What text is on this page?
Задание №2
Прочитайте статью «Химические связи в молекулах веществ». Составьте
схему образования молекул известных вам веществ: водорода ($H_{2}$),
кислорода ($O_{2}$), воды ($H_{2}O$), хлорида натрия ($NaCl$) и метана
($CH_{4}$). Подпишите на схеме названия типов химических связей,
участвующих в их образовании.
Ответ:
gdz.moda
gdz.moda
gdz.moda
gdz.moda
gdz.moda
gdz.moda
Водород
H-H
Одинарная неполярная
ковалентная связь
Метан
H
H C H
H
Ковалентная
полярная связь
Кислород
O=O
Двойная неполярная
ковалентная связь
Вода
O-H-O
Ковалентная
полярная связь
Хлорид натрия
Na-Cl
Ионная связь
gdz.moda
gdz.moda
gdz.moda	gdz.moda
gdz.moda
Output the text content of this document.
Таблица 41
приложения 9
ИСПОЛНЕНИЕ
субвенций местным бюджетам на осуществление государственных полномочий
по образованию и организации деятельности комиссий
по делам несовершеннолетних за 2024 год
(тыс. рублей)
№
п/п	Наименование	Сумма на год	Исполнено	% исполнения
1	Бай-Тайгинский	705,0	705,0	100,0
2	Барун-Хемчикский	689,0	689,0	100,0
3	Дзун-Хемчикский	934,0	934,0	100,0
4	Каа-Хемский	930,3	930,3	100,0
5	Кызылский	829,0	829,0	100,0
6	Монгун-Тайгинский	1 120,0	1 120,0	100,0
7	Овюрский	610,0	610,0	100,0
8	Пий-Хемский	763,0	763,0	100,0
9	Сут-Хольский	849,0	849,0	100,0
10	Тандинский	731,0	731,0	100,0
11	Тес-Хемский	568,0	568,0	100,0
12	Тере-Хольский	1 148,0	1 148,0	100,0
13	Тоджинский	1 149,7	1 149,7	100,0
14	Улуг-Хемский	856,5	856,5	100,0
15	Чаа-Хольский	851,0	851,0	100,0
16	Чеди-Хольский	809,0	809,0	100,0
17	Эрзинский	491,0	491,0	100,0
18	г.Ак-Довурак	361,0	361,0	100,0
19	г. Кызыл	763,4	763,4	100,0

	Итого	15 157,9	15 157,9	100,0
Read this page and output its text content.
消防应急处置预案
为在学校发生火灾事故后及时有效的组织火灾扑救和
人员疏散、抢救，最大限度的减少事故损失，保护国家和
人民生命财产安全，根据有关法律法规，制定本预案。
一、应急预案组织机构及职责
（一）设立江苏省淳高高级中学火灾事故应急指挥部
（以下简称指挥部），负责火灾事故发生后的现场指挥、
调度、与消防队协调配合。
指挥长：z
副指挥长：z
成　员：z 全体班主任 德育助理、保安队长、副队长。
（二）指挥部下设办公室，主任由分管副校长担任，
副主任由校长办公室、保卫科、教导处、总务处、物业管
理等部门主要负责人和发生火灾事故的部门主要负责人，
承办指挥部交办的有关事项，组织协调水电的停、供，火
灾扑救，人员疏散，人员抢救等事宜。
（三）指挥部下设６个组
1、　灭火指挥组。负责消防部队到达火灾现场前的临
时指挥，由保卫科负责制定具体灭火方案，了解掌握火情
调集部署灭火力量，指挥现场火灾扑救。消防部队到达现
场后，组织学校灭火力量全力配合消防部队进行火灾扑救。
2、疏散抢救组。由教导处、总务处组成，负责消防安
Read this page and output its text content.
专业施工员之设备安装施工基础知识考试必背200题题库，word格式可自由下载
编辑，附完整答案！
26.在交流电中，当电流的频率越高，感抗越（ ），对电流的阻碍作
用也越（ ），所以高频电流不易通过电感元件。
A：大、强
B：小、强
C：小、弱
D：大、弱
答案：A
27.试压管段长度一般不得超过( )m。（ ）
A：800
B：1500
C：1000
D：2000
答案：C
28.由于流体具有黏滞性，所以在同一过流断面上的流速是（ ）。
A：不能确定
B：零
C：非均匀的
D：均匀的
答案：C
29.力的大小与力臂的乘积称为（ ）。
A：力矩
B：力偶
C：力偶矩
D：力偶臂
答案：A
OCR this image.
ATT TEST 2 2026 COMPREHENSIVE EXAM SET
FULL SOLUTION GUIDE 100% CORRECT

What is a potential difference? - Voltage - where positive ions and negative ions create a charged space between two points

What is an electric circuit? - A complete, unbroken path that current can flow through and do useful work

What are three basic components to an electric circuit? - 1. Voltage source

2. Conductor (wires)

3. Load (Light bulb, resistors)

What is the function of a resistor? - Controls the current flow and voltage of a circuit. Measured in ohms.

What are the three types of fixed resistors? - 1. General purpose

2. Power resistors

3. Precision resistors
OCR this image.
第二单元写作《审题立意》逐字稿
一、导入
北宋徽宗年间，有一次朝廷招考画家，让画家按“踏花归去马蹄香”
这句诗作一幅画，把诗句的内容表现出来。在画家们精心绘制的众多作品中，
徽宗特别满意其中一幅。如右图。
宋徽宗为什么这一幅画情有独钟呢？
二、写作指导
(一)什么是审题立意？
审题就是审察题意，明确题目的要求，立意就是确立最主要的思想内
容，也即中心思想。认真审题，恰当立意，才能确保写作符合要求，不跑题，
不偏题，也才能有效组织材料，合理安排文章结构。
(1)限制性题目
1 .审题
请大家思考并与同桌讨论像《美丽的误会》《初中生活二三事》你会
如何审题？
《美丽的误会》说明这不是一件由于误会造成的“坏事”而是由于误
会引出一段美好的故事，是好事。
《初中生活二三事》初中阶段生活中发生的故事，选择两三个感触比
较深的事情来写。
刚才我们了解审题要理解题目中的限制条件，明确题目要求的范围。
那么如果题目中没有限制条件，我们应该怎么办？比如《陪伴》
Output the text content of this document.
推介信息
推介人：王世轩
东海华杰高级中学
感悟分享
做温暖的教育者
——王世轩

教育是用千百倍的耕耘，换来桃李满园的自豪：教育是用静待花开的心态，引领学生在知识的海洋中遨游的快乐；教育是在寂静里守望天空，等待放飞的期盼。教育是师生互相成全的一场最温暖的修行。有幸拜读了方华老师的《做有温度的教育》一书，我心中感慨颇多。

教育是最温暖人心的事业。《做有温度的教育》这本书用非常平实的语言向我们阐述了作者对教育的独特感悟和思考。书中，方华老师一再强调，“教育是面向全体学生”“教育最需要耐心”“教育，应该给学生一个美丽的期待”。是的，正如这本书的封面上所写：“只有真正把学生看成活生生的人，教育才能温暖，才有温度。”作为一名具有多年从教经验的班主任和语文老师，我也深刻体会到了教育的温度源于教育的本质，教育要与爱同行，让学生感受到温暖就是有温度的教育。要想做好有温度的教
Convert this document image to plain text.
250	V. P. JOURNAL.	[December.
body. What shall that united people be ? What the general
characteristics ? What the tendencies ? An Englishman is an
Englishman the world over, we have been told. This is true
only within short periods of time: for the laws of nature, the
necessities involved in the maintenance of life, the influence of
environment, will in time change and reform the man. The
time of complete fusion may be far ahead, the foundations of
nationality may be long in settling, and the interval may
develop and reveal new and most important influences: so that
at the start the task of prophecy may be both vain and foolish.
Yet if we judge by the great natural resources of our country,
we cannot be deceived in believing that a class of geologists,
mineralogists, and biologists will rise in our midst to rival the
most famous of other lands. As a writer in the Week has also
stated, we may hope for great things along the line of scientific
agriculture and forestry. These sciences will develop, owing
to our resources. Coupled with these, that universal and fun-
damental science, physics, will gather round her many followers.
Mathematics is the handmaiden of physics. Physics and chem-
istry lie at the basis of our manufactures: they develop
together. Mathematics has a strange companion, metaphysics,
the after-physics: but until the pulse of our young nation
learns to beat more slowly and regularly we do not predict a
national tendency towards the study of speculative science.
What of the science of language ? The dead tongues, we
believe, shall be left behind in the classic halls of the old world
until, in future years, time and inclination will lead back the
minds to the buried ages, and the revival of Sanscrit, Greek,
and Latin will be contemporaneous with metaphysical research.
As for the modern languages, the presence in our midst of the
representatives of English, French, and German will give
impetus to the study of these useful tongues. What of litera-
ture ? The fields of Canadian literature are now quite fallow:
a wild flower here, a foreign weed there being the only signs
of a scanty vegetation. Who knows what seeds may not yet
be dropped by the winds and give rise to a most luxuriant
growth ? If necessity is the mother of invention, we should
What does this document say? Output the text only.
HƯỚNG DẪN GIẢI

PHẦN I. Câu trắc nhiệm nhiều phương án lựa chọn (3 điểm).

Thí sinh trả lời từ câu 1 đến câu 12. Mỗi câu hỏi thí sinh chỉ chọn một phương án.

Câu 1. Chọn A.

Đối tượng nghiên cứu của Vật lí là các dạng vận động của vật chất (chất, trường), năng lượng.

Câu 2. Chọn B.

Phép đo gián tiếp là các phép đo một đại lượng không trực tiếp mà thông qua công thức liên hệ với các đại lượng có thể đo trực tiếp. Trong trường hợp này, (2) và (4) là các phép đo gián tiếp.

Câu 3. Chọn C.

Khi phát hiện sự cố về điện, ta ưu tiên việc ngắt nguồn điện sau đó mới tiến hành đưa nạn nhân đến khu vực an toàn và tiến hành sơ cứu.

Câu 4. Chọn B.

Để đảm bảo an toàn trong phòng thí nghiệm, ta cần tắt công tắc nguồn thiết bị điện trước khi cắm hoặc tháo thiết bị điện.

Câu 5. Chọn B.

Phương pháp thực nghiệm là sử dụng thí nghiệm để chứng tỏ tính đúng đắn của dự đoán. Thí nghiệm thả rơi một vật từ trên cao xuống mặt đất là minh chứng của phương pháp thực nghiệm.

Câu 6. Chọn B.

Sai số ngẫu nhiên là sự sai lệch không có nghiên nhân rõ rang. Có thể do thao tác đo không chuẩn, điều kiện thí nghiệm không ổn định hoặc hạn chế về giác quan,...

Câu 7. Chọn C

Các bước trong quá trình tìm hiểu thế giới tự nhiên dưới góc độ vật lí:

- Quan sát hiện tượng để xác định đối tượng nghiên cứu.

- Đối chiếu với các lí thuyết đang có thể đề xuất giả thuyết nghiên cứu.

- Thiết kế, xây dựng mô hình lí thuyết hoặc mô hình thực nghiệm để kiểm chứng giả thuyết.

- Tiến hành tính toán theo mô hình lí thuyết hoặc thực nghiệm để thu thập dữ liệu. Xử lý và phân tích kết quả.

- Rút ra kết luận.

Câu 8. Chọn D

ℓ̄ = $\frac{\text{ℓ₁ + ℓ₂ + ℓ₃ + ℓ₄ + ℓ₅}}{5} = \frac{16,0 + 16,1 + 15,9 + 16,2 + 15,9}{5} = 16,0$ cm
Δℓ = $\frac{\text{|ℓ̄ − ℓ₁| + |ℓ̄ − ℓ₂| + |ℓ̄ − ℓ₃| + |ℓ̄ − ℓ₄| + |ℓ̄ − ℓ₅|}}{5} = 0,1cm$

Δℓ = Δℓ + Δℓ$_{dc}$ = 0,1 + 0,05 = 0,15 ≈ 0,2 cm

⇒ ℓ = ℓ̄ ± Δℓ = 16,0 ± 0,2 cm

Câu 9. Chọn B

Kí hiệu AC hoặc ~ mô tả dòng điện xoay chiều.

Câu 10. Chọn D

============

• **Exercise aim**
Identify the lines above that contain the word "trường", then copy them.

• **Correct result**
Đối tượng nghiên cứu của Vật lí là các dạng vận động của vật chất (chất, trường), năng lượng.
Phép đo gián tiếp là các phép đo một đại lượng không trực tiếp mà thông qua công thức liên hệ với các đại lượng có thể đo trực tiếp. Trong trường hợp này, (2) và (4) là các phép đo gián tiếp.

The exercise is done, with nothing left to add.